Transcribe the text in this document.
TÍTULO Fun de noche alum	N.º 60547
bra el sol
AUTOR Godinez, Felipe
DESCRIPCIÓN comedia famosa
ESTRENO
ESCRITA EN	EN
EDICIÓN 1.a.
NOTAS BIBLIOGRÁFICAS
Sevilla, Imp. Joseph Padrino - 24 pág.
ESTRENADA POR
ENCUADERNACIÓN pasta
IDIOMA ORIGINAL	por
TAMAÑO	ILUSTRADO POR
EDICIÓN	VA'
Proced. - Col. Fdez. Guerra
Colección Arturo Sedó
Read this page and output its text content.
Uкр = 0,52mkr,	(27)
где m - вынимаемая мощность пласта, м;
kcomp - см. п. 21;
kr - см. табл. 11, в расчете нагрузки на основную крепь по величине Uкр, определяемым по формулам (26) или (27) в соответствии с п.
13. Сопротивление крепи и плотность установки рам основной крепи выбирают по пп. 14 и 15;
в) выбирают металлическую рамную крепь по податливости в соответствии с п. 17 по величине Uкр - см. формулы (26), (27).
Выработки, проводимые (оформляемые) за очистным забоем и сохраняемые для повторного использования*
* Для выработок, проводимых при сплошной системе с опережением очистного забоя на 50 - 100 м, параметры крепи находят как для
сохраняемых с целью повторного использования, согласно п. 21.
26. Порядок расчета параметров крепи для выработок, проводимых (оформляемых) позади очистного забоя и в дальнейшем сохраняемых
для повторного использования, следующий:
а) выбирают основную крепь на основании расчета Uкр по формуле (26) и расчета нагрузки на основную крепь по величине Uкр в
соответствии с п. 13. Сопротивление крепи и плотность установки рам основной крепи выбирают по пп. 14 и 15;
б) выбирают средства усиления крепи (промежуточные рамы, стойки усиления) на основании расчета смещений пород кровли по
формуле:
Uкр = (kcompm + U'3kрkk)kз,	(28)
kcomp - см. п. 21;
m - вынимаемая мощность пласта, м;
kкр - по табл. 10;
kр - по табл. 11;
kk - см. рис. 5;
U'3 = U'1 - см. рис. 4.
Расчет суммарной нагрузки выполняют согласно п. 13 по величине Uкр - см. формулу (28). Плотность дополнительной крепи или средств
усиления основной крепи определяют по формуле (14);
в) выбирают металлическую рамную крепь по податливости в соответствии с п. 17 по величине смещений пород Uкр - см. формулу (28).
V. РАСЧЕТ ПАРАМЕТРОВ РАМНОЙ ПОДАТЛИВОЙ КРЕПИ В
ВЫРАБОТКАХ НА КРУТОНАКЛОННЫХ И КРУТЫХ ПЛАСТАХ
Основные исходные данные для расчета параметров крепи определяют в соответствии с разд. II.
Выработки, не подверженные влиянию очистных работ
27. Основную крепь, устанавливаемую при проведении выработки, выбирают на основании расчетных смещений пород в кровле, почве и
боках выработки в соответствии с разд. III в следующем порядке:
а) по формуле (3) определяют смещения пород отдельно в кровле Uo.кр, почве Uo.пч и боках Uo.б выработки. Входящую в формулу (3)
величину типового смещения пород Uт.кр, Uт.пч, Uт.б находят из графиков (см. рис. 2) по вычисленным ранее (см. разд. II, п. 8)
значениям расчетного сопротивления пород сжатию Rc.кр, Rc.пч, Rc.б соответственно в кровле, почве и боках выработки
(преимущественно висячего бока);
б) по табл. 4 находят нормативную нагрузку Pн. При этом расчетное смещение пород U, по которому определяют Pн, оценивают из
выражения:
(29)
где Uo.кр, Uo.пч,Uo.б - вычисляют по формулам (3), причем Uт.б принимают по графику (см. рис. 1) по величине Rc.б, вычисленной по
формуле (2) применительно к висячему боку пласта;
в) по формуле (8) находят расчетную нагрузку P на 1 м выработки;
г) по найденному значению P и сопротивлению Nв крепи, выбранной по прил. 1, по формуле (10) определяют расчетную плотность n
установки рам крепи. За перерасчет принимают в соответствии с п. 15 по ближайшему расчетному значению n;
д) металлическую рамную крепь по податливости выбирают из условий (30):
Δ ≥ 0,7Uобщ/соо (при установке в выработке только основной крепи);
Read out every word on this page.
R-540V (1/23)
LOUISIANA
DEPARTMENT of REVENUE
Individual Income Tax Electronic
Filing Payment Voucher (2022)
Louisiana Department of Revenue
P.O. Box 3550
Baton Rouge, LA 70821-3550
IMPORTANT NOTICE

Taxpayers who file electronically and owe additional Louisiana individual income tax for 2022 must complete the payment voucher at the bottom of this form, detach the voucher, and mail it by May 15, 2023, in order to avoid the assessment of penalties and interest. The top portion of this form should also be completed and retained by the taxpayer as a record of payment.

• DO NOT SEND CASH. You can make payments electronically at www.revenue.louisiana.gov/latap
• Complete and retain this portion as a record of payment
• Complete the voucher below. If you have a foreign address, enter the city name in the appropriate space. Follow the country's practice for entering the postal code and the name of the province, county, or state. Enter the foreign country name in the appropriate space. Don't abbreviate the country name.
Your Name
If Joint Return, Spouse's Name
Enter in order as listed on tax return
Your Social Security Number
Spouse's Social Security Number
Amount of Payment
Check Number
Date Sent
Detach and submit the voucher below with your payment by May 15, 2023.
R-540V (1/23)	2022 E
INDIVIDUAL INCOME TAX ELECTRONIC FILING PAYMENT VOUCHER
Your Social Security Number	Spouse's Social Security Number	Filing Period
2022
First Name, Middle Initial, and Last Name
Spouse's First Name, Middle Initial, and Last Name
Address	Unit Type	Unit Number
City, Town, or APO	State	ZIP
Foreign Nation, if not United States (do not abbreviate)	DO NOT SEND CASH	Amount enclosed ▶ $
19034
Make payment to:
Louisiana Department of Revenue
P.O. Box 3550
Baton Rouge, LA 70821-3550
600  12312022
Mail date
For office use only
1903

++++++++++

REQUEST:
Copy every line of the material, please, keeping it exactly the same.

ANSWER TO THIS TASK:
Transcribe the text in this document.
TÍTULO Fun de noche alum	N.º 60547
bra el sol
AUTOR Godinez, Felipe
DESCRIPCIÓN comedia famosa
ESTRENO
ESCRITA EN	EN
EDICIÓN 1.a.
NOTAS BIBLIOGRÁFICAS
Sevilla, Imp. Joseph Padrino - 24 pág.
ESTRENADA POR
ENCUADERNACIÓN pasta
IDIOMA ORIGINAL	por
TAMAÑO	ILUSTRADO POR
EDICIÓN	VA'
Proced. - Col. Fdez. Guerra
Colección Arturo Sedó
Read this page and output its text content.
Uкр = 0,52mkr,	(27)
где m - вынимаемая мощность пласта, м;
kcomp - см. п. 21;
kr - см. табл. 11, в расчете нагрузки на основную крепь по величине Uкр, определяемым по формулам (26) или (27) в соответствии с п.
13. Сопротивление крепи и плотность установки рам основной крепи выбирают по пп. 14 и 15;
в) выбирают металлическую рамную крепь по податливости в соответствии с п. 17 по величине Uкр - см. формулы (26), (27).
Выработки, проводимые (оформляемые) за очистным забоем и сохраняемые для повторного использования*
* Для выработок, проводимых при сплошной системе с опережением очистного забоя на 50 - 100 м, параметры крепи находят как для
сохраняемых с целью повторного использования, согласно п. 21.
26. Порядок расчета параметров крепи для выработок, проводимых (оформляемых) позади очистного забоя и в дальнейшем сохраняемых
для повторного использования, следующий:
а) выбирают основную крепь на основании расчета Uкр по формуле (26) и расчета нагрузки на основную крепь по величине Uкр в
соответствии с п. 13. Сопротивление крепи и плотность установки рам основной крепи выбирают по пп. 14 и 15;
б) выбирают средства усиления крепи (промежуточные рамы, стойки усиления) на основании расчета смещений пород кровли по
формуле:
Uкр = (kcompm + U'3kрkk)kз,	(28)
kcomp - см. п. 21;
m - вынимаемая мощность пласта, м;
kкр - по табл. 10;
kр - по табл. 11;
kk - см. рис. 5;
U'3 = U'1 - см. рис. 4.
Расчет суммарной нагрузки выполняют согласно п. 13 по величине Uкр - см. формулу (28). Плотность дополнительной крепи или средств
усиления основной крепи определяют по формуле (14);
в) выбирают металлическую рамную крепь по податливости в соответствии с п. 17 по величине смещений пород Uкр - см. формулу (28).
V. РАСЧЕТ ПАРАМЕТРОВ РАМНОЙ ПОДАТЛИВОЙ КРЕПИ В
ВЫРАБОТКАХ НА КРУТОНАКЛОННЫХ И КРУТЫХ ПЛАСТАХ
Основные исходные данные для расчета параметров крепи определяют в соответствии с разд. II.
Выработки, не подверженные влиянию очистных работ
27. Основную крепь, устанавливаемую при проведении выработки, выбирают на основании расчетных смещений пород в кровле, почве и
боках выработки в соответствии с разд. III в следующем порядке:
а) по формуле (3) определяют смещения пород отдельно в кровле Uo.кр, почве Uo.пч и боках Uo.б выработки. Входящую в формулу (3)
величину типового смещения пород Uт.кр, Uт.пч, Uт.б находят из графиков (см. рис. 2) по вычисленным ранее (см. разд. II, п. 8)
значениям расчетного сопротивления пород сжатию Rc.кр, Rc.пч, Rc.б соответственно в кровле, почве и боках выработки
(преимущественно висячего бока);
б) по табл. 4 находят нормативную нагрузку Pн. При этом расчетное смещение пород U, по которому определяют Pн, оценивают из
выражения:
(29)
где Uo.кр, Uo.пч,Uo.б - вычисляют по формулам (3), причем Uт.б принимают по графику (см. рис. 1) по величине Rc.б, вычисленной по
формуле (2) применительно к висячему боку пласта;
в) по формуле (8) находят расчетную нагрузку P на 1 м выработки;
г) по найденному значению P и сопротивлению Nв крепи, выбранной по прил. 1, по формуле (10) определяют расчетную плотность n
установки рам крепи. За перерасчет принимают в соответствии с п. 15 по ближайшему расчетному значению n;
д) металлическую рамную крепь по податливости выбирают из условий (30):
Δ ≥ 0,7Uобщ/соо (при установке в выработке только основной крепи);
Read out every word on this page.
R-540V (1/23)
LOUISIANA
DEPARTMENT of REVENUE
Individual Income Tax Electronic
Filing Payment Voucher (2022)
Louisiana Department of Revenue
P.O. Box 3550
Baton Rouge, LA 70821-3550
IMPORTANT NOTICE

Taxpayers who file electronically and owe additional Louisiana individual income tax for 2022 must complete the payment voucher at the bottom of this form, detach the voucher, and mail it by May 15, 2023, in order to avoid the assessment of penalties and interest. The top portion of this form should also be completed and retained by the taxpayer as a record of payment.

• DO NOT SEND CASH. You can make payments electronically at www.revenue.louisiana.gov/latap
• Complete and retain this portion as a record of payment
• Complete the voucher below. If you have a foreign address, enter the city name in the appropriate space. Follow the country's practice for entering the postal code and the name of the province, county, or state. Enter the foreign country name in the appropriate space. Don't abbreviate the country name.
Your Name
If Joint Return, Spouse's Name
Enter in order as listed on tax return
Your Social Security Number
Spouse's Social Security Number
Amount of Payment
Check Number
Date Sent
Detach and submit the voucher below with your payment by May 15, 2023.
R-540V (1/23)	2022 E
INDIVIDUAL INCOME TAX ELECTRONIC FILING PAYMENT VOUCHER
Your Social Security Number	Spouse's Social Security Number	Filing Period
2022
First Name, Middle Initial, and Last Name
Spouse's First Name, Middle Initial, and Last Name
Address	Unit Type	Unit Number
City, Town, or APO	State	ZIP
Foreign Nation, if not United States (do not abbreviate)	DO NOT SEND CASH	Amount enclosed ▶ $
19034
Make payment to:
Louisiana Department of Revenue
P.O. Box 3550
Baton Rouge, LA 70821-3550
600  12312022
Mail date
For office use only
1903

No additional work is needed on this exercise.